> [Exercise brief] Find the line containing "Give me a plain-text" in the entries; transcribe it and all remaining lines through the end, exactly as they appear, but not the pictures.
======== Exercise material ========
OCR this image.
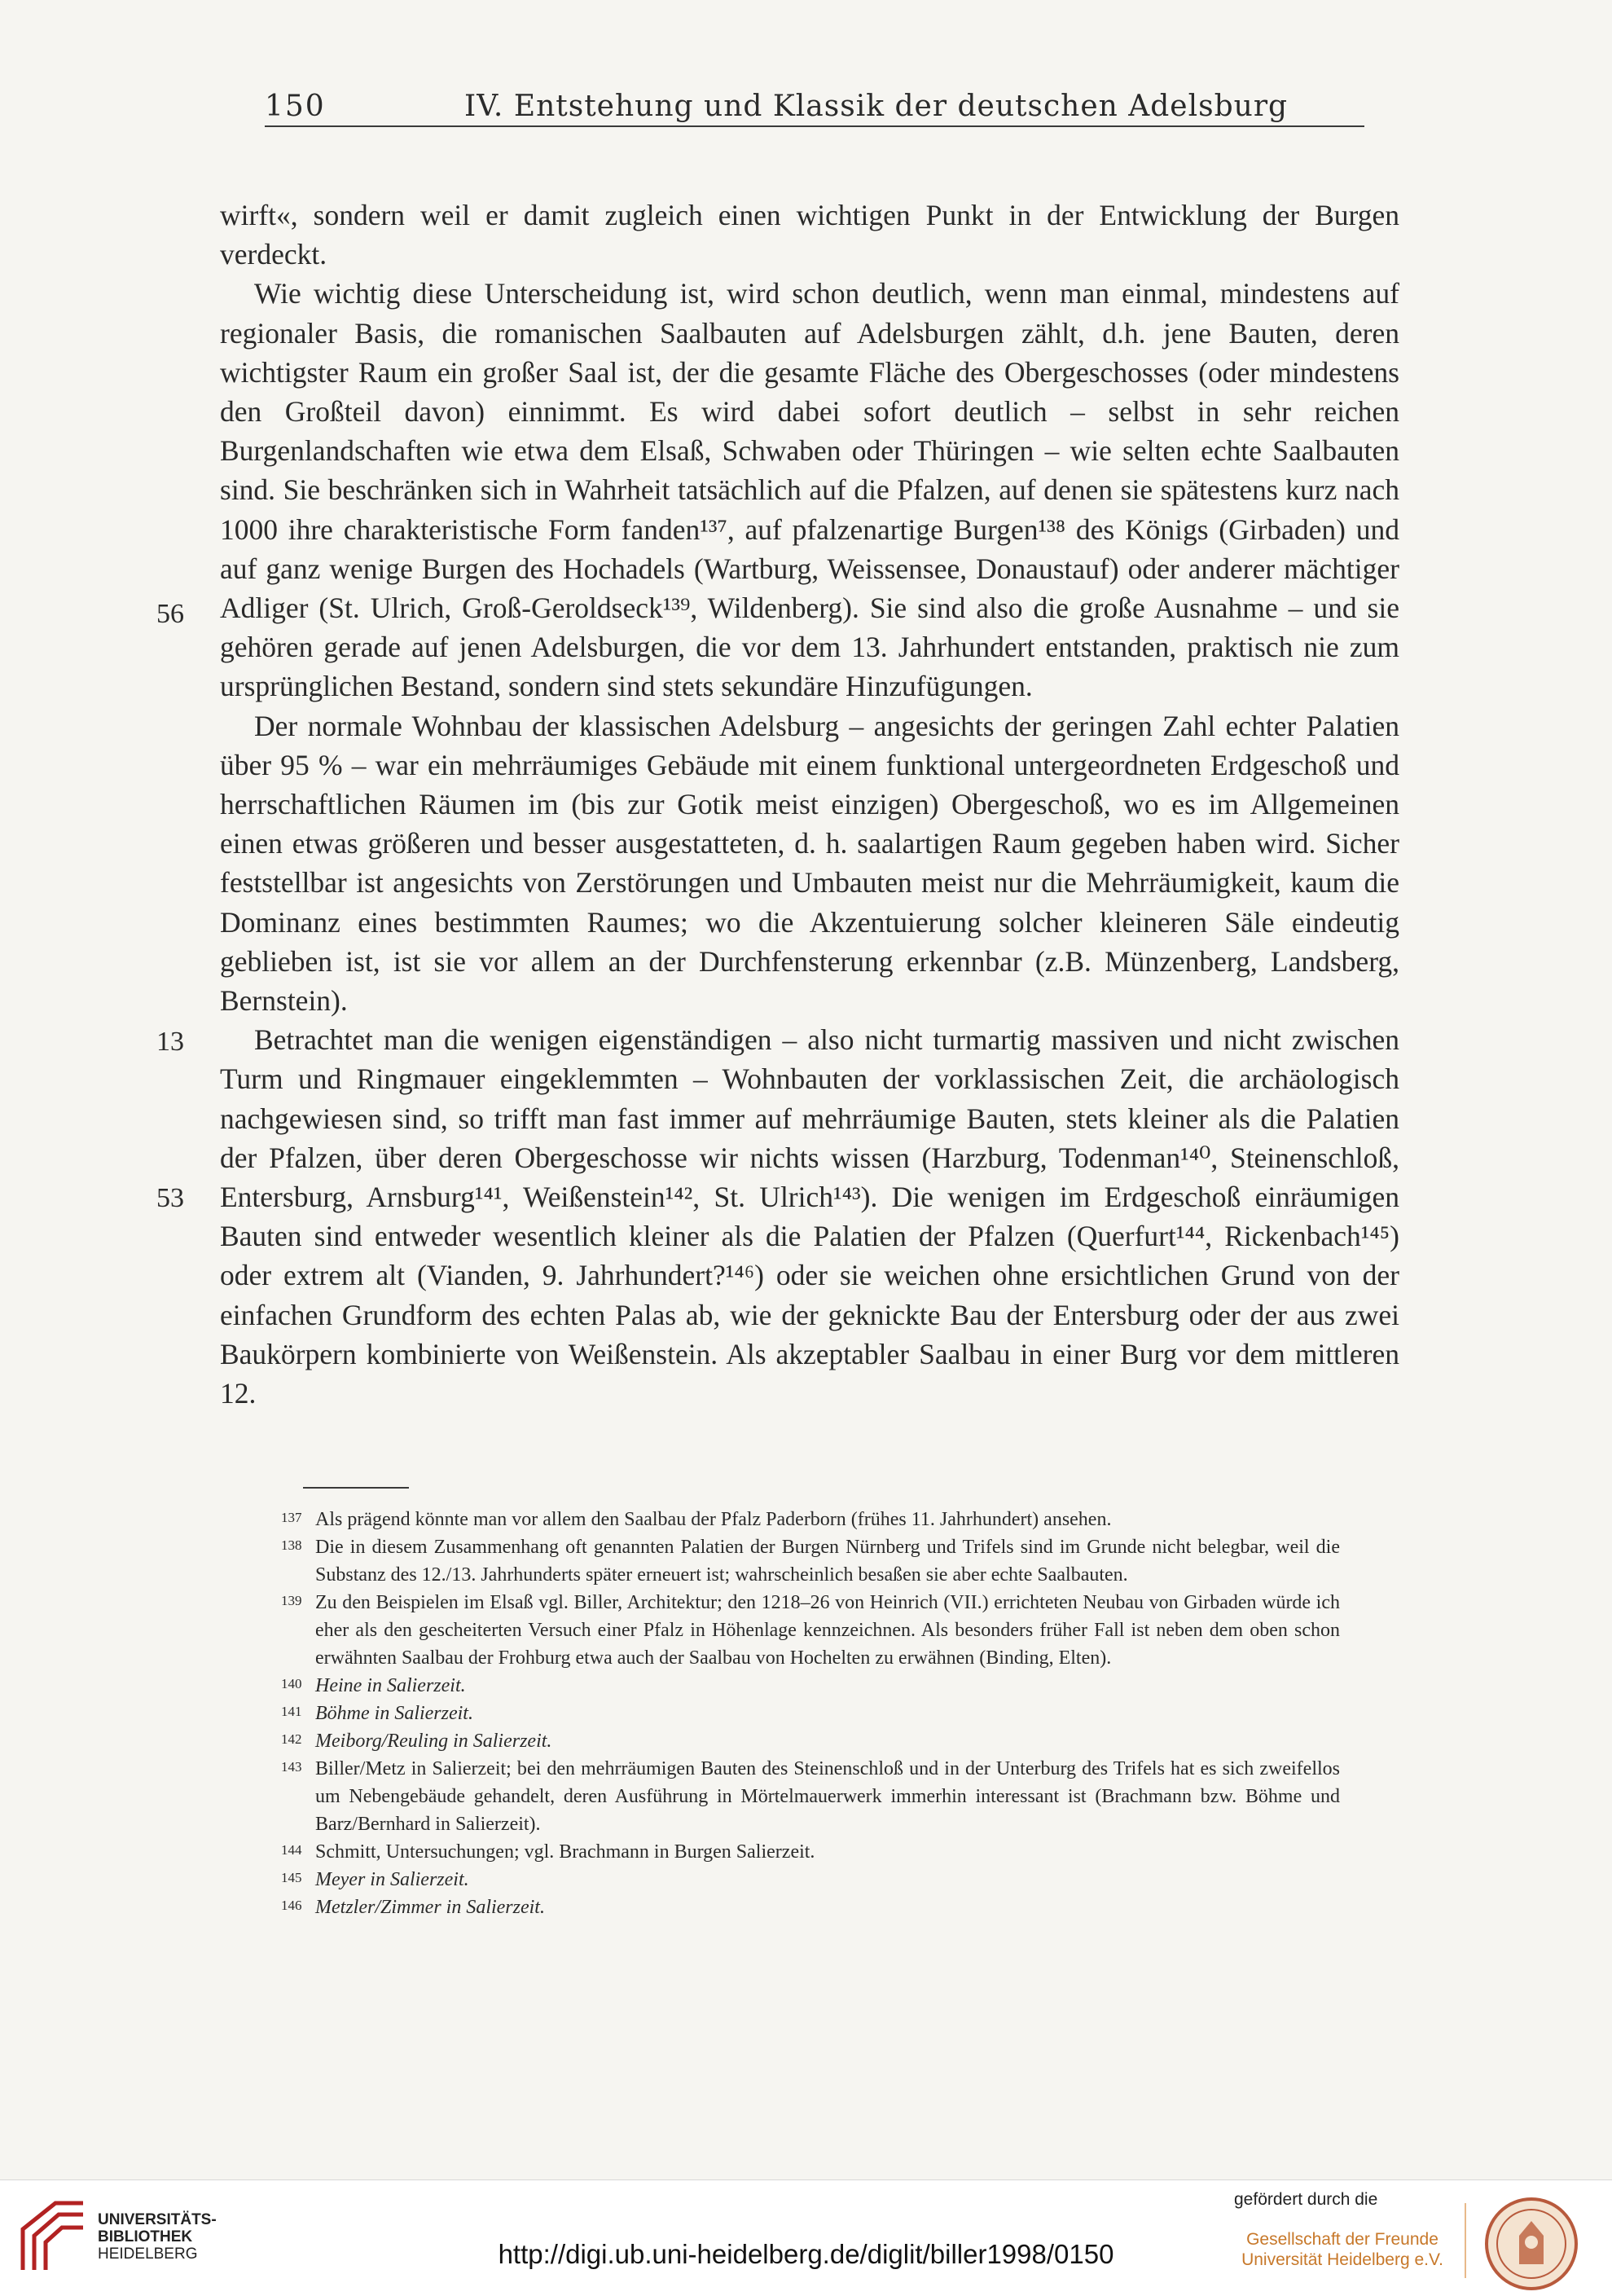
150	IV. Entstehung und Klassik der deutschen Adelsburg
56
13
53

wirft«, sondern weil er damit zugleich einen wichtigen Punkt in der Entwicklung der Burgen verdeckt.

Wie wichtig diese Unterscheidung ist, wird schon deutlich, wenn man einmal, mindestens auf regionaler Basis, die romanischen Saalbauten auf Adelsburgen zählt, d.h. jene Bauten, deren wichtigster Raum ein großer Saal ist, der die gesamte Fläche des Obergeschosses (oder mindestens den Großteil davon) einnimmt. Es wird dabei sofort deutlich – selbst in sehr reichen Burgenlandschaften wie etwa dem Elsaß, Schwaben oder Thüringen – wie selten echte Saalbauten sind. Sie beschränken sich in Wahrheit tatsächlich auf die Pfalzen, auf denen sie spätestens kurz nach 1000 ihre charakteristische Form fanden¹³⁷, auf pfalzenartige Burgen¹³⁸ des Königs (Girbaden) und auf ganz wenige Burgen des Hochadels (Wartburg, Weissensee, Donaustauf) oder anderer mächtiger Adliger (St. Ulrich, Groß-Geroldseck¹³⁹, Wildenberg). Sie sind also die große Ausnahme – und sie gehören gerade auf jenen Adelsburgen, die vor dem 13. Jahrhundert entstanden, praktisch nie zum ursprünglichen Bestand, sondern sind stets sekundäre Hinzufügungen.

Der normale Wohnbau der klassischen Adelsburg – angesichts der geringen Zahl echter Palatien über 95 % – war ein mehrräumiges Gebäude mit einem funktional untergeordneten Erdgeschoß und herrschaftlichen Räumen im (bis zur Gotik meist einzigen) Obergeschoß, wo es im Allgemeinen einen etwas größeren und besser ausgestatteten, d. h. saalartigen Raum gegeben haben wird. Sicher feststellbar ist angesichts von Zerstörungen und Umbauten meist nur die Mehrräumigkeit, kaum die Dominanz eines bestimmten Raumes; wo die Akzentuierung solcher kleineren Säle eindeutig geblieben ist, ist sie vor allem an der Durchfensterung erkennbar (z.B. Münzenberg, Landsberg, Bernstein).

Betrachtet man die wenigen eigenständigen – also nicht turmartig massiven und nicht zwischen Turm und Ringmauer eingeklemmten – Wohnbauten der vorklassischen Zeit, die archäologisch nachgewiesen sind, so trifft man fast immer auf mehrräumige Bauten, stets kleiner als die Palatien der Pfalzen, über deren Obergeschosse wir nichts wissen (Harzburg, Todenman¹⁴⁰, Steinenschloß, Entersburg, Arnsburg¹⁴¹, Weißenstein¹⁴², St. Ulrich¹⁴³). Die wenigen im Erdgeschoß einräumigen Bauten sind entweder wesentlich kleiner als die Palatien der Pfalzen (Querfurt¹⁴⁴, Rickenbach¹⁴⁵) oder extrem alt (Vianden, 9. Jahrhundert?¹⁴⁶) oder sie weichen ohne ersichtlichen Grund von der einfachen Grundform des echten Palas ab, wie der geknickte Bau der Entersburg oder der aus zwei Baukörpern kombinierte von Weißenstein. Als akzeptabler Saalbau in einer Burg vor dem mittleren 12.

137 Als prägend könnte man vor allem den Saalbau der Pfalz Paderborn (frühes 11. Jahrhundert) ansehen.

138 Die in diesem Zusammenhang oft genannten Palatien der Burgen Nürnberg und Trifels sind im Grunde nicht belegbar, weil die Substanz des 12./13. Jahrhunderts später erneuert ist; wahrscheinlich besaßen sie aber echte Saalbauten.

139 Zu den Beispielen im Elsaß vgl. Biller, Architektur; den 1218–26 von Heinrich (VII.) errichteten Neubau von Girbaden würde ich eher als den gescheiterten Versuch einer Pfalz in Höhenlage kennzeichnen. Als besonders früher Fall ist neben dem oben schon erwähnten Saalbau der Frohburg etwa auch der Saalbau von Hochelten zu erwähnen (Binding, Elten).

140 Heine in Salierzeit.

141 Böhme in Salierzeit.

142 Meiborg/Reuling in Salierzeit.

143 Biller/Metz in Salierzeit; bei den mehrräumigen Bauten des Steinenschloß und in der Unterburg des Trifels hat es sich zweifellos um Nebengebäude gehandelt, deren Ausführung in Mörtelmauerwerk immerhin interessant ist (Brachmann bzw. Böhme und Barz/Bernhard in Salierzeit).

144 Schmitt, Untersuchungen; vgl. Brachmann in Burgen Salierzeit.

145 Meyer in Salierzeit.

146 Metzler/Zimmer in Salierzeit.

UNIVERSITÄTS-
BIBLIOTHEK
HEIDELBERG	http://digi.ub.uni-heidelberg.de/diglit/biller1998/0150
gefördert durch die
Gesellschaft der Freunde
Universität Heidelberg e.V.
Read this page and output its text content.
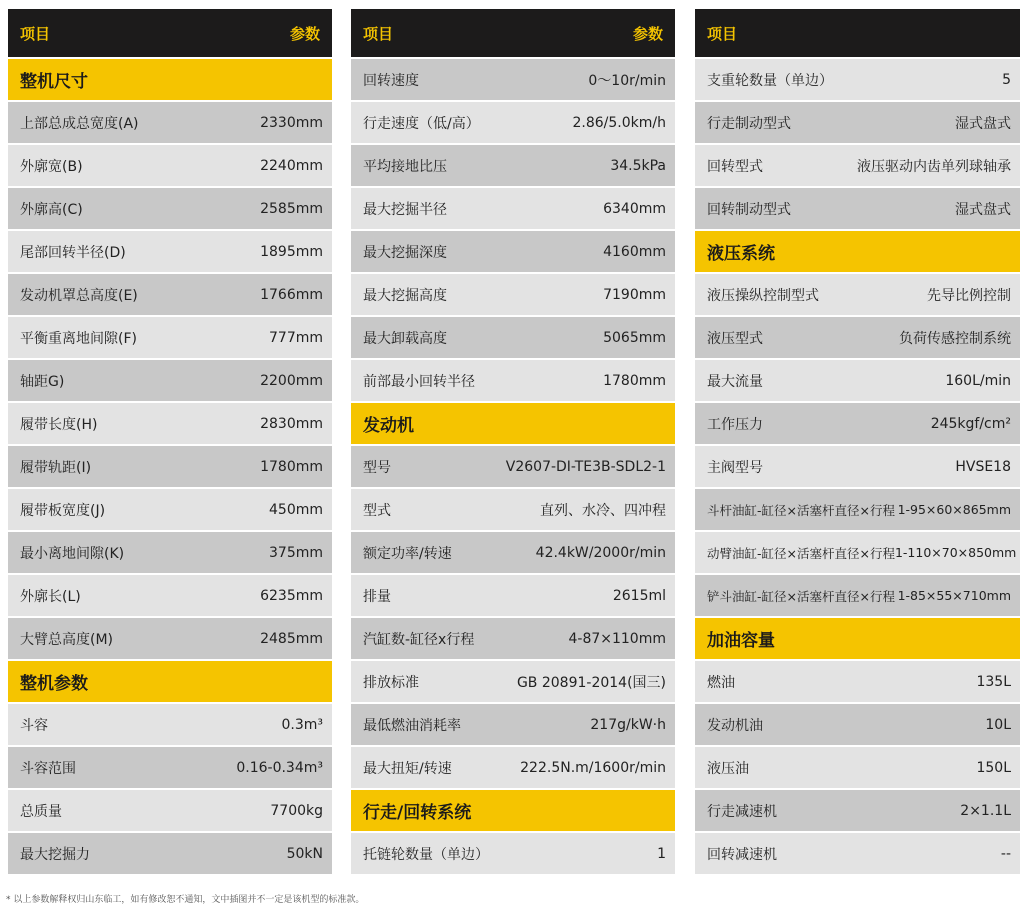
项目	参数
整机尺寸
上部总成总宽度(A)	2330mm
外廓宽(B)	2240mm
外廓高(C)	2585mm
尾部回转半径(D)	1895mm
发动机罩总高度(E)	1766mm
平衡重离地间隙(F)	777mm
轴距G)	2200mm
履带长度(H)	2830mm
履带轨距(I)	1780mm
履带板宽度(J)	450mm
最小离地间隙(K)	375mm
外廓长(L)	6235mm
大臂总高度(M)	2485mm
整机参数
斗容	0.3m³
斗容范围	0.16-0.34m³
总质量	7700kg
最大挖掘力	50kN
项目	参数
回转速度	0～10r/min
行走速度（低/高）	2.86/5.0km/h
平均接地比压	34.5kPa
最大挖掘半径	6340mm
最大挖掘深度	4160mm
最大挖掘高度	7190mm
最大卸载高度	5065mm
前部最小回转半径	1780mm
发动机
型号	V2607-DI-TE3B-SDL2-1
型式	直列、水冷、四冲程
额定功率/转速	42.4kW/2000r/min
排量	2615ml
汽缸数-缸径x行程	4-87×110mm
排放标准	GB 20891-2014(国三)
最低燃油消耗率	217g/kW·h
最大扭矩/转速	222.5N.m/1600r/min
行走/回转系统
托链轮数量（单边）	1
项目
支重轮数量（单边）	5
行走制动型式	湿式盘式
回转型式	液压驱动内齿单列球轴承
回转制动型式	湿式盘式
液压系统
液压操纵控制型式	先导比例控制
液压型式	负荷传感控制系统
最大流量	160L/min
工作压力	245kgf/cm²
主阀型号	HVSE18
斗杆油缸-缸径×活塞杆直径×行程 1-95×60×865mm
动臂油缸-缸径×活塞杆直径×行程 1-110×70×850mm
铲斗油缸-缸径×活塞杆直径×行程 1-85×55×710mm
加油容量
燃油	135L
发动机油	10L
液压油	150L
行走减速机	2×1.1L
回转减速机	--
* 以上参数解释权归山东临工，如有修改恕不通知，文中插图并不一定是该机型的标准款。
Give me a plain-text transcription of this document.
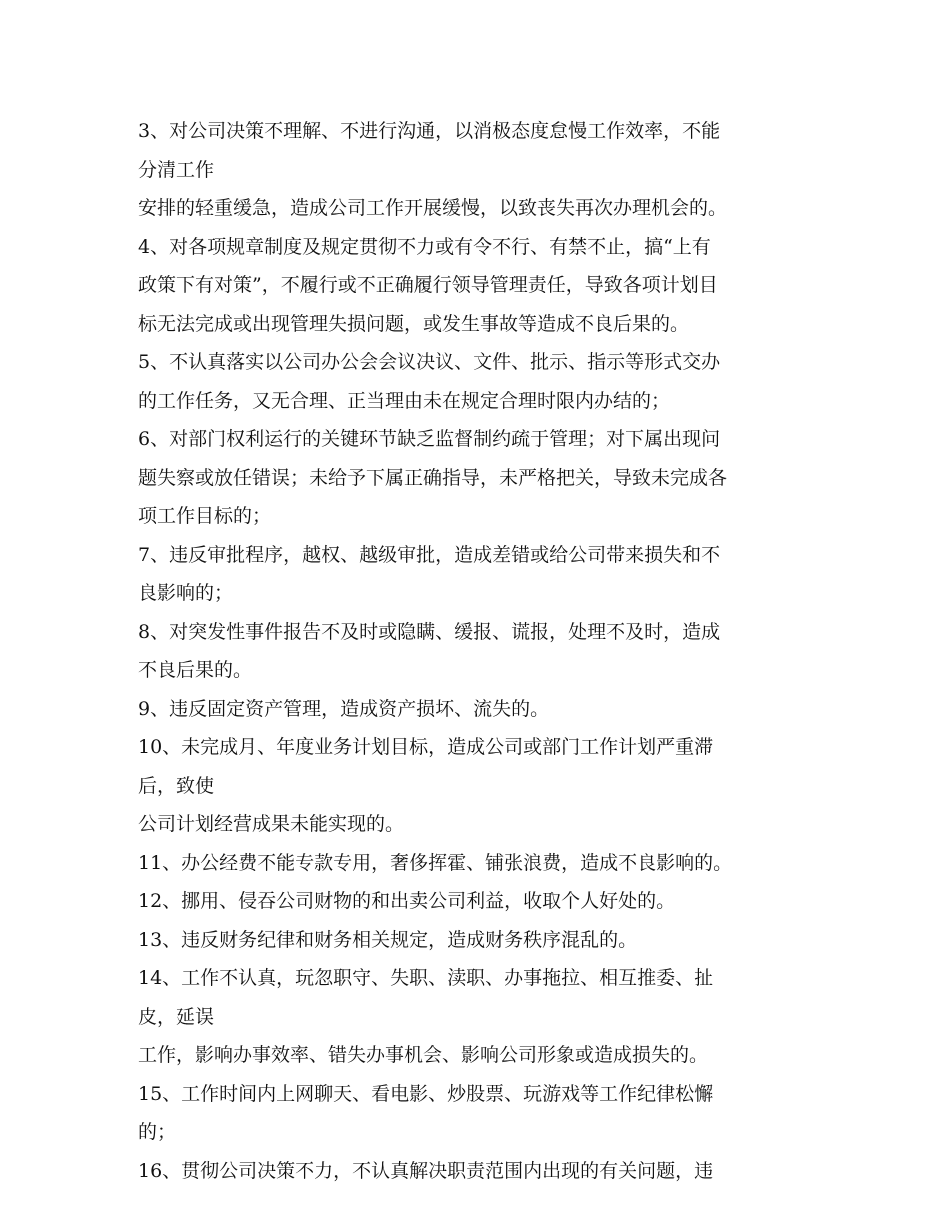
3、对公司决策不理解、不进行沟通，以消极态度怠慢工作效率，不能
分清工作
安排的轻重缓急，造成公司工作开展缓慢，以致丧失再次办理机会的。
4、对各项规章制度及规定贯彻不力或有令不行、有禁不止，搞“上有
政策下有对策”，不履行或不正确履行领导管理责任，导致各项计划目
标无法完成或出现管理失损问题，或发生事故等造成不良后果的。
5、不认真落实以公司办公会会议决议、文件、批示、指示等形式交办
的工作任务，又无合理、正当理由未在规定合理时限内办结的；
6、对部门权利运行的关键环节缺乏监督制约疏于管理；对下属出现问
题失察或放任错误；未给予下属正确指导，未严格把关，导致未完成各
项工作目标的；
7、违反审批程序，越权、越级审批，造成差错或给公司带来损失和不
良影响的；
8、对突发性事件报告不及时或隐瞒、缓报、谎报，处理不及时，造成
不良后果的。
9、违反固定资产管理，造成资产损坏、流失的。
10、未完成月、年度业务计划目标，造成公司或部门工作计划严重滞
后，致使
公司计划经营成果未能实现的。
11、办公经费不能专款专用，奢侈挥霍、铺张浪费，造成不良影响的。
12、挪用、侵吞公司财物的和出卖公司利益，收取个人好处的。
13、违反财务纪律和财务相关规定，造成财务秩序混乱的。
14、工作不认真，玩忽职守、失职、渎职、办事拖拉、相互推委、扯
皮，延误
工作，影响办事效率、错失办事机会、影响公司形象或造成损失的。
15、工作时间内上网聊天、看电影、炒股票、玩游戏等工作纪律松懈
的；
16、贯彻公司决策不力，不认真解决职责范围内出现的有关问题，违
========
> [Answer in full]
Give me a plain-text transcription of this document.
3、对公司决策不理解、不进行沟通，以消极态度怠慢工作效率，不能
分清工作
安排的轻重缓急，造成公司工作开展缓慢，以致丧失再次办理机会的。
4、对各项规章制度及规定贯彻不力或有令不行、有禁不止，搞“上有
政策下有对策”，不履行或不正确履行领导管理责任，导致各项计划目
标无法完成或出现管理失损问题，或发生事故等造成不良后果的。
5、不认真落实以公司办公会会议决议、文件、批示、指示等形式交办
的工作任务，又无合理、正当理由未在规定合理时限内办结的；
6、对部门权利运行的关键环节缺乏监督制约疏于管理；对下属出现问
题失察或放任错误；未给予下属正确指导，未严格把关，导致未完成各
项工作目标的；
7、违反审批程序，越权、越级审批，造成差错或给公司带来损失和不
良影响的；
8、对突发性事件报告不及时或隐瞒、缓报、谎报，处理不及时，造成
不良后果的。
9、违反固定资产管理，造成资产损坏、流失的。
10、未完成月、年度业务计划目标，造成公司或部门工作计划严重滞
后，致使
公司计划经营成果未能实现的。
11、办公经费不能专款专用，奢侈挥霍、铺张浪费，造成不良影响的。
12、挪用、侵吞公司财物的和出卖公司利益，收取个人好处的。
13、违反财务纪律和财务相关规定，造成财务秩序混乱的。
14、工作不认真，玩忽职守、失职、渎职、办事拖拉、相互推委、扯
皮，延误
工作，影响办事效率、错失办事机会、影响公司形象或造成损失的。
15、工作时间内上网聊天、看电影、炒股票、玩游戏等工作纪律松懈
的；
16、贯彻公司决策不力，不认真解决职责范围内出现的有关问题，违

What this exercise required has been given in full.